(Records contained in a dataset)
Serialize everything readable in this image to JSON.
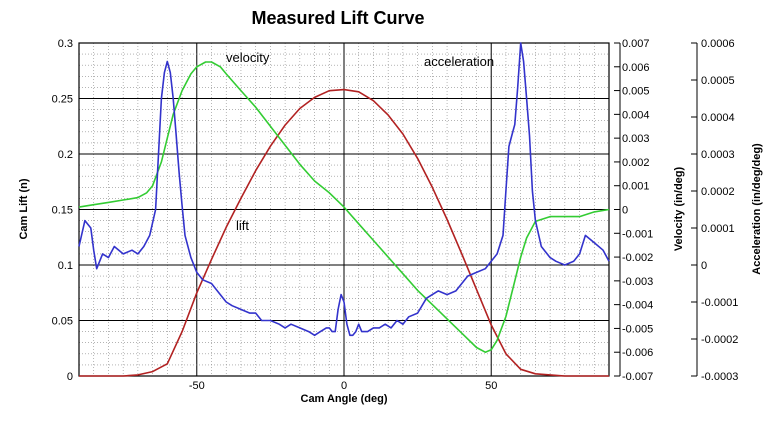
{
  "chart_data": {
    "type": "line",
    "title": "Measured Lift Curve",
    "xlabel": "Cam Angle (deg)",
    "ylabel": "Cam Lift (n)",
    "y2label": "Velocity (in/deg)",
    "y3label": "Acceleration (in/deg/deg)",
    "xlim": [
      -90,
      90
    ],
    "ylim": [
      0,
      0.3
    ],
    "y2lim": [
      -0.007,
      0.007
    ],
    "y3lim": [
      -0.0003,
      0.0006
    ],
    "grid": true,
    "x_ticks": [
      -50,
      0,
      50
    ],
    "x_tick_labels": [
      "-50",
      "0",
      "50"
    ],
    "y_ticks": [
      0,
      0.05,
      0.1,
      0.15,
      0.2,
      0.25,
      0.3
    ],
    "y_tick_labels": [
      "0",
      "0.05",
      "0.1",
      "0.15",
      "0.2",
      "0.25",
      "0.3"
    ],
    "y2_ticks": [
      -0.007,
      -0.006,
      -0.005,
      -0.004,
      -0.003,
      -0.002,
      -0.001,
      0,
      0.001,
      0.002,
      0.003,
      0.004,
      0.005,
      0.006,
      0.007
    ],
    "y2_tick_labels": [
      "-0.007",
      "-0.006",
      "-0.005",
      "-0.004",
      "-0.003",
      "-0.002",
      "-0.001",
      "0",
      "0.001",
      "0.002",
      "0.003",
      "0.004",
      "0.005",
      "0.006",
      "0.007"
    ],
    "y3_ticks": [
      -0.0003,
      -0.0002,
      -0.0001,
      0,
      0.0001,
      0.0002,
      0.0003,
      0.0004,
      0.0005,
      0.0006
    ],
    "y3_tick_labels": [
      "-0.0003",
      "-0.0002",
      "-0.0001",
      "0",
      "0.0001",
      "0.0002",
      "0.0003",
      "0.0004",
      "0.0005",
      "0.0006"
    ],
    "annotations": {
      "velocity": "velocity",
      "acceleration": "acceleration",
      "lift": "lift"
    },
    "series": [
      {
        "name": "lift",
        "axis": "y",
        "color": "#b22222",
        "x": [
          -90,
          -75,
          -70,
          -65,
          -60,
          -55,
          -50,
          -45,
          -40,
          -35,
          -30,
          -25,
          -20,
          -15,
          -10,
          -5,
          0,
          5,
          10,
          15,
          20,
          25,
          30,
          35,
          40,
          45,
          50,
          55,
          60,
          65,
          70,
          75,
          90
        ],
        "values": [
          0,
          0,
          0.001,
          0.004,
          0.011,
          0.04,
          0.075,
          0.105,
          0.134,
          0.16,
          0.185,
          0.207,
          0.226,
          0.241,
          0.251,
          0.257,
          0.258,
          0.256,
          0.248,
          0.235,
          0.218,
          0.196,
          0.17,
          0.141,
          0.11,
          0.078,
          0.046,
          0.02,
          0.006,
          0.002,
          0.001,
          0,
          0
        ]
      },
      {
        "name": "velocity",
        "axis": "y2",
        "color": "#33cc33",
        "x": [
          -90,
          -85,
          -80,
          -75,
          -70,
          -67,
          -65,
          -62,
          -60,
          -58,
          -55,
          -52,
          -50,
          -47,
          -45,
          -42,
          -40,
          -35,
          -30,
          -25,
          -20,
          -15,
          -10,
          -5,
          0,
          5,
          10,
          15,
          20,
          25,
          30,
          35,
          40,
          45,
          48,
          50,
          52,
          55,
          58,
          60,
          62,
          65,
          70,
          75,
          80,
          85,
          90
        ],
        "values": [
          0.0001,
          0.0002,
          0.0003,
          0.0004,
          0.0005,
          0.0007,
          0.001,
          0.002,
          0.003,
          0.004,
          0.005,
          0.0057,
          0.006,
          0.0062,
          0.0062,
          0.006,
          0.0057,
          0.005,
          0.0043,
          0.0035,
          0.0027,
          0.0019,
          0.0012,
          0.0007,
          0.0001,
          -0.0006,
          -0.0013,
          -0.002,
          -0.0027,
          -0.0034,
          -0.004,
          -0.0046,
          -0.0052,
          -0.0058,
          -0.006,
          -0.0059,
          -0.0055,
          -0.0045,
          -0.003,
          -0.002,
          -0.0012,
          -0.0005,
          -0.0003,
          -0.0003,
          -0.0003,
          -0.0001,
          0
        ]
      },
      {
        "name": "acceleration",
        "axis": "y3",
        "color": "#3333cc",
        "x": [
          -90,
          -88,
          -86,
          -85,
          -84,
          -82,
          -80,
          -78,
          -75,
          -72,
          -70,
          -68,
          -66,
          -64,
          -63,
          -62,
          -61,
          -60,
          -59,
          -58,
          -57,
          -56,
          -55,
          -54,
          -52,
          -50,
          -48,
          -45,
          -42,
          -40,
          -38,
          -35,
          -32,
          -30,
          -28,
          -25,
          -22,
          -20,
          -18,
          -15,
          -12,
          -10,
          -8,
          -6,
          -5,
          -4,
          -3,
          -2,
          -1,
          0,
          1,
          2,
          3,
          4,
          5,
          6,
          8,
          10,
          12,
          14,
          16,
          18,
          20,
          22,
          25,
          28,
          30,
          32,
          35,
          38,
          40,
          42,
          45,
          48,
          50,
          52,
          54,
          55,
          56,
          57,
          58,
          59,
          60,
          61,
          62,
          63,
          64,
          65,
          67,
          70,
          72,
          75,
          78,
          80,
          82,
          85,
          88,
          90
        ],
        "values": [
          5e-05,
          0.00012,
          0.0001,
          4e-05,
          -1e-05,
          3e-05,
          2e-05,
          5e-05,
          3e-05,
          4e-05,
          3e-05,
          5e-05,
          8e-05,
          0.00015,
          0.0003,
          0.00045,
          0.00052,
          0.00055,
          0.00052,
          0.00045,
          0.00035,
          0.00025,
          0.00016,
          8e-05,
          2e-05,
          -2e-05,
          -4e-05,
          -5e-05,
          -8e-05,
          -0.0001,
          -0.00011,
          -0.00012,
          -0.00013,
          -0.00013,
          -0.00015,
          -0.00015,
          -0.00016,
          -0.00017,
          -0.00016,
          -0.00017,
          -0.00018,
          -0.00019,
          -0.00018,
          -0.00017,
          -0.00017,
          -0.00018,
          -0.00018,
          -0.00012,
          -8e-05,
          -0.0001,
          -0.00016,
          -0.00019,
          -0.00019,
          -0.00018,
          -0.00016,
          -0.00018,
          -0.00018,
          -0.00017,
          -0.00017,
          -0.00016,
          -0.00017,
          -0.00015,
          -0.00016,
          -0.00014,
          -0.00013,
          -9e-05,
          -8e-05,
          -7e-05,
          -8e-05,
          -7e-05,
          -5e-05,
          -3e-05,
          -2e-05,
          -1e-05,
          1e-05,
          3e-05,
          8e-05,
          0.0002,
          0.00032,
          0.00035,
          0.00038,
          0.00048,
          0.0006,
          0.00055,
          0.00045,
          0.00035,
          0.0002,
          0.00012,
          5e-05,
          2e-05,
          1e-05,
          0,
          1e-05,
          3e-05,
          8e-05,
          6e-05,
          4e-05,
          1e-05
        ]
      }
    ]
  }
}
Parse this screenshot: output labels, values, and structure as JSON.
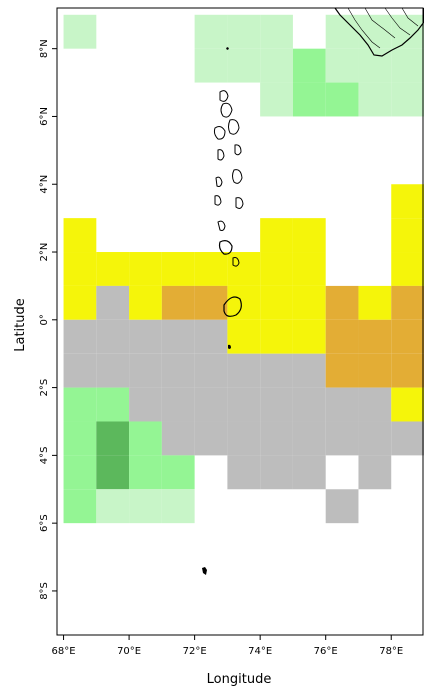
{
  "chart_data": {
    "type": "heatmap",
    "title": "",
    "xlabel": "Longitude",
    "ylabel": "Latitude",
    "xlim": [
      67.8,
      79.0
    ],
    "ylim": [
      -9.3,
      9.2
    ],
    "cell_size_deg": 1,
    "x_ticks": [
      {
        "value": 68,
        "label": "68°E"
      },
      {
        "value": 70,
        "label": "70°E"
      },
      {
        "value": 72,
        "label": "72°E"
      },
      {
        "value": 74,
        "label": "74°E"
      },
      {
        "value": 76,
        "label": "76°E"
      },
      {
        "value": 78,
        "label": "78°E"
      }
    ],
    "y_ticks": [
      {
        "value": 8,
        "label": "8°N"
      },
      {
        "value": 6,
        "label": "6°N"
      },
      {
        "value": 4,
        "label": "4°N"
      },
      {
        "value": 2,
        "label": "2°N"
      },
      {
        "value": 0,
        "label": "0°"
      },
      {
        "value": -2,
        "label": "2°S"
      },
      {
        "value": -4,
        "label": "4°S"
      },
      {
        "value": -6,
        "label": "6°S"
      },
      {
        "value": -8,
        "label": "8°S"
      }
    ],
    "category_colors": {
      "Y": "#f5f50a",
      "O": "#e3ad35",
      "R": "#d6772b",
      "G": "#bdbdbd",
      "L": "#c8f5c8",
      "M": "#94f594",
      "D": "#5cb85c"
    },
    "rows": [
      {
        "lat": 9.0,
        "cells": "..............."
      },
      {
        "lat": 8.5,
        "cells": "L...LLL.LLLDD.LLL"
      },
      {
        "lat": 7.5,
        "cells": "....LLLMLLL..LLM"
      },
      {
        "lat": 6.5,
        "cells": "......LMMLL...G."
      },
      {
        "lat": 5.5,
        "cells": "..............G."
      },
      {
        "lat": 4.5,
        "cells": "................"
      },
      {
        "lat": 3.5,
        "cells": "..........YYYY.."
      },
      {
        "lat": 2.5,
        "cells": "Y.....YY..YYYY.."
      },
      {
        "lat": 1.5,
        "cells": "YYYYYYYY..YYYYY."
      },
      {
        "lat": 0.5,
        "cells": "YGYOOYYYOYOOOOO."
      },
      {
        "lat": -0.5,
        "cells": "GGGGGYYYOOOOORR."
      },
      {
        "lat": -1.5,
        "cells": "GGGGGGGGOOOOOOOY"
      },
      {
        "lat": -2.5,
        "cells": "MMGGGGGGGGYYYYYY"
      },
      {
        "lat": -3.5,
        "cells": "MDMGGGGGGGGG...."
      },
      {
        "lat": -4.5,
        "cells": "MDMM.GGG.G..Y...."
      },
      {
        "lat": -5.5,
        "cells": "MLLL....G...Y....."
      }
    ]
  }
}
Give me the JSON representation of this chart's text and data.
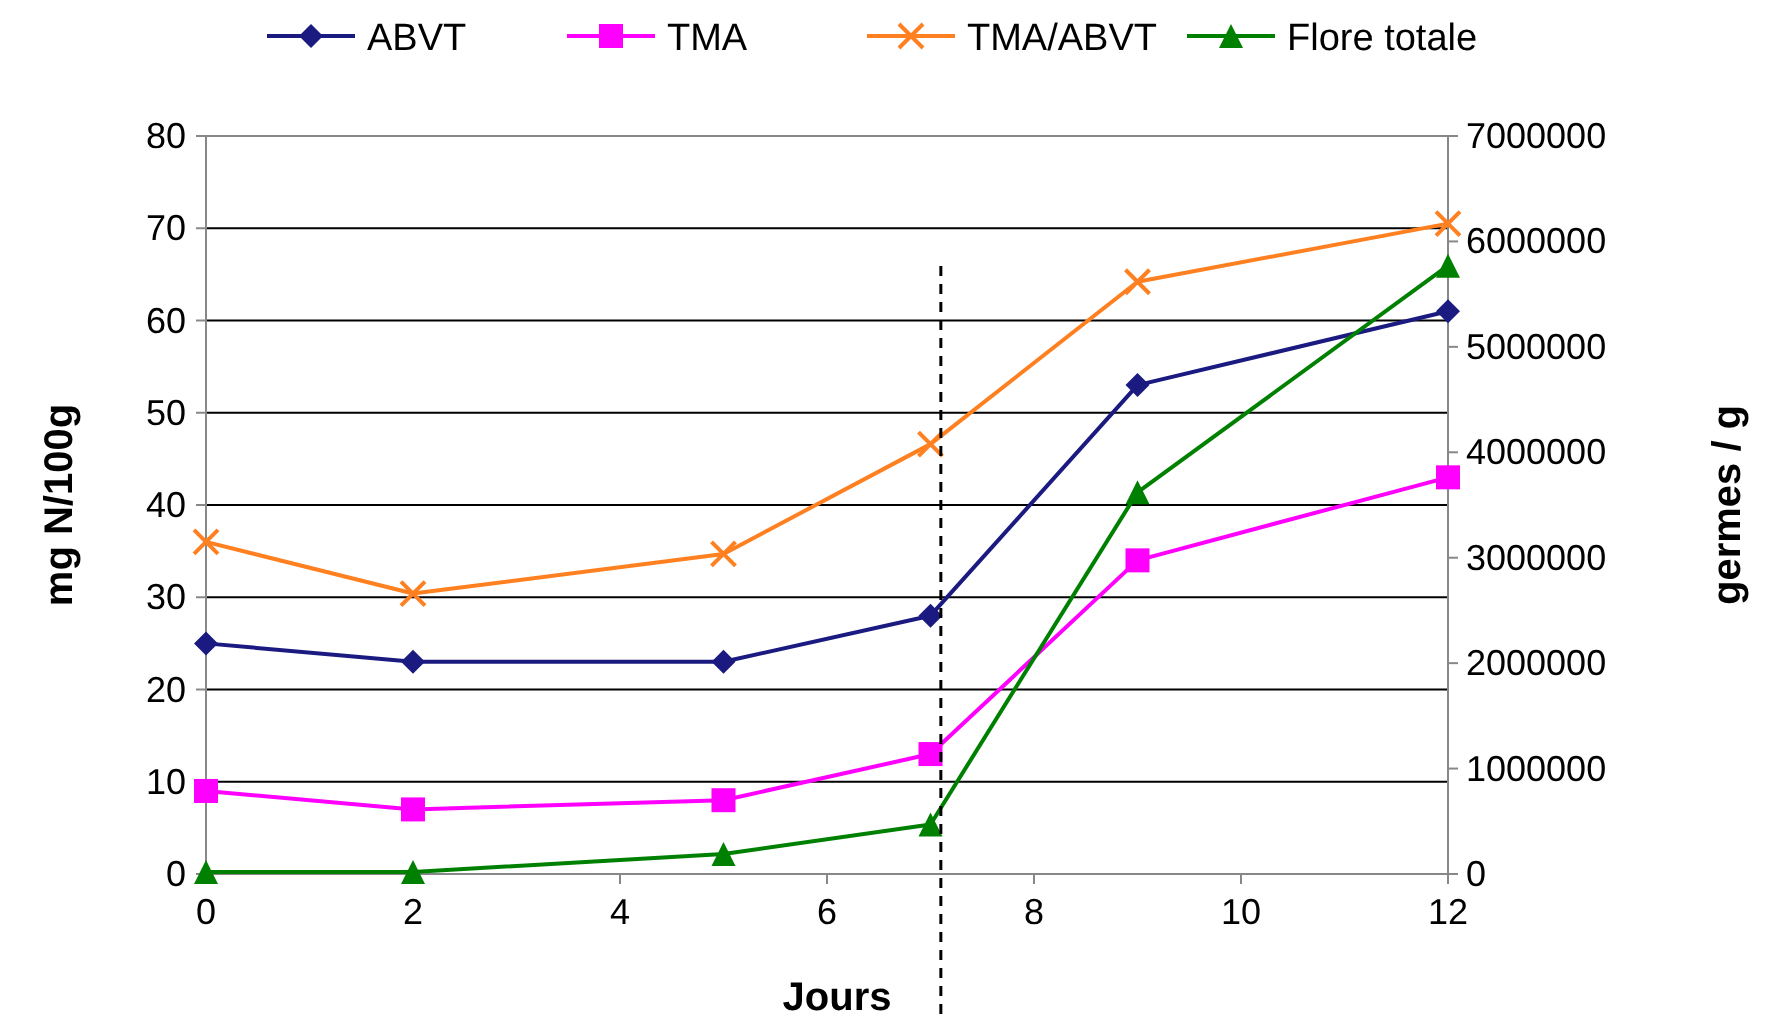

▶ To be done: Find the word "name" in the material, then list each line that holds it.

▶ Complete response:
        "name": "lift",
        "name": "velocity",
        "name": "acceleration",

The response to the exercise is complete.